PAGE EXCERPT:
════════════════════
Skip to main content

Handling Dynamic Node IPs

This guide explains what happens when a node's public IP address changes, and how to recover connectivity using the nimbus node update-ip command.


How Nimbus uses IP addresses

Nimbus maintains two distinct address spaces for each node:

FieldMeaningUsed for
ip_addressNode's public / LAN IPWireGuard peer endpoint (initial handshake)
wireguard_ipOverlay IP (e.g. 10.106.103.x)All ongoing agent ↔ API communication

After a node is provisioned, all internal traffic flows over the WireGuard overlay network, not over the public IP. The agent connects to the API using the control-plane's WireGuard IP (e.g. 10.106.103.1:8443). This means day-to-day operation is completely insulated from public IP changes — as long as the WireGuard tunnel stays up.

The public IP only matters to WireGuard for the initial peer handshake and re-keying. If it becomes stale, WireGuard cannot establish a new session.


Automatic self-healing via heartbeat

Every agent heartbeat now includes the node's current LAN/public IP address (the first non-virtual, non-WireGuard interface). The API compares this against the stored ip_address on every heartbeat. If they differ, the API:

  1. Updates nodes.ip_address in the database.
  2. Queues update_wireguard_peers on all provisioned nodes so every peer gets the new endpoint immediately.

This makes IP changes fully automatic for any node that can still reach the API — which covers the common case of a worker whose WireGuard roaming kept the tunnel alive through the IP change.

Running nimbus node update-ip manually is only needed when the self-healing path is broken (see Scenario 2).

WireGuard roaming

WireGuard supports endpoint roaming: when a peer initiates a handshake from a new source IP, the receiving side automatically updates that peer's endpoint for the current session. Combined with the heartbeat-based auto-update above, this means worker IP changes are fully transparent in most cases.


Scenario 1 — Worker node IP changes

Impact: Low. WireGuard roaming usually recovers the tunnel automatically.

What breaks without update-ip:

  • After a WireGuard restart or reboot, the stale endpoint is re-applied from the config file and the tunnel may fail to re-establish.
  • New nodes that join will receive the stale peer list.

Fix:

nimbus node update-ip --node <node-id> --ip <new-ip>

This updates the DB and queues update_wireguard_peers on all provisioned nodes so every peer gets the fresh endpoint.
════════════════════
INFORMATION SUPPLIED:

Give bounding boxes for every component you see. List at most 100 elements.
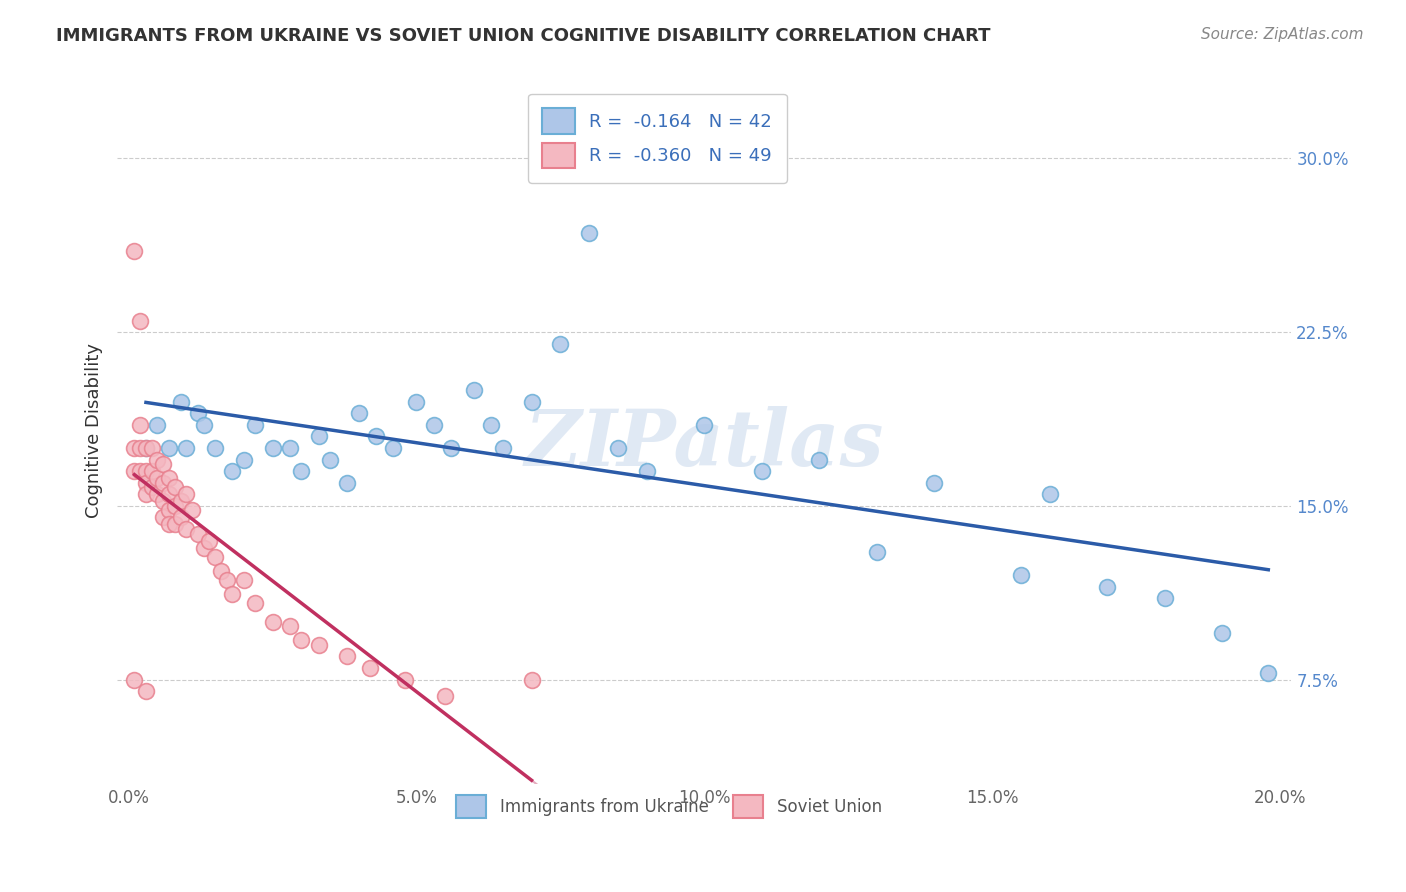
════════════════════
WHAT TO DO:
**1.** In the guide on handling dynamic node IPs, what does every agent heartbeat now include?
**2.** Write the next part of the guide on handling dynamic node IPs, picking up after its last sentence.

EXPECTED OUTPUTS:
**1.** The node's current LAN/public IP address, taken from the first non-virtual, non-WireGuard interface.

**2.**
Scenario 2 — Control-plane (CP) node IP changes

Impact: High. The CP holds the API and the WireGuard hub. Workers have the old CP endpoint hardcoded in their WireGuard peer config. Unlike the worker scenario, workers cannot initiate a handshake to an unknown IP — they only know the old one.

What breaks:

  • Workers cannot re-establish the WireGuard tunnel after a keepalive timeout or rekey because their peer endpoint is wrong.
  • Once WireGuard is down, agents cannot reach the API (which is on the overlay 10.106.103.1) and become unreachable.
  • New join tokens will still encode the old CP IP until update-ip is run.

Fix — while workers are still connected (tunnel still up):

Run update-ip before the old IP becomes unreachable. The CP will push peer updates to all workers over the still-live tunnel:

nimbus node update-ip --node <cp-node-id> --ip <new-cp-ip>

Fix — after workers have already lost connectivity (tunnel down):

See SSH fallback procedure below.


Scenario 3 — Both CP and worker IPs change simultaneously

This is the worst case (e.g. full network re-addressing). The tunnel is broken for every node. Follow the SSH fallback procedure for each worker, then run update-ip for every node.


SSH fallback procedure

When WireGuard is already down on a worker and the worker cannot receive the update_wireguard_peers task from the API, manually update the peer endpoint on the worker over SSH:

# On the worker node (via SSH):

# Option A — live update without restart (preferred):
wg set wg-nimbus peer <CP-wg-public-key> endpoint <new-cp-ip>:51820

# Option B — update the config file and reload:
sed -i "s/Endpoint = .*/Endpoint = <new-cp-ip>:51820/" /etc/wireguard/wg-nimbus.conf
wg syncconf wg-nimbus /etc/wireguard/wg-nimbus.conf

To find the CP's WireGuard public key:

# On the control-plane node:
cat /etc/wireguard/wg-nimbus.conf | grep PrivateKey | \
awk '{print $3}' | wg pubkey

Once the tunnel is restored, the worker will reconnect to the API and can receive normal tasks again. Then run update-ip from the CLI to persist the change and redistribute configs to all nodes:

nimbus node update-ip --node <cp-node-id> --ip <new-cp-ip>

Recommendation: use DDNS for the control-plane

If the CP's public IP changes frequently (e.g. residential ISP with no static IP), consider:

  1. Dynamic DNS (DDNS): Register a hostname (e.g. cp.mylab.duckdns.org) and keep it updated whenever the IP changes. Configure your router or a cron job to push updates to your DDNS provider.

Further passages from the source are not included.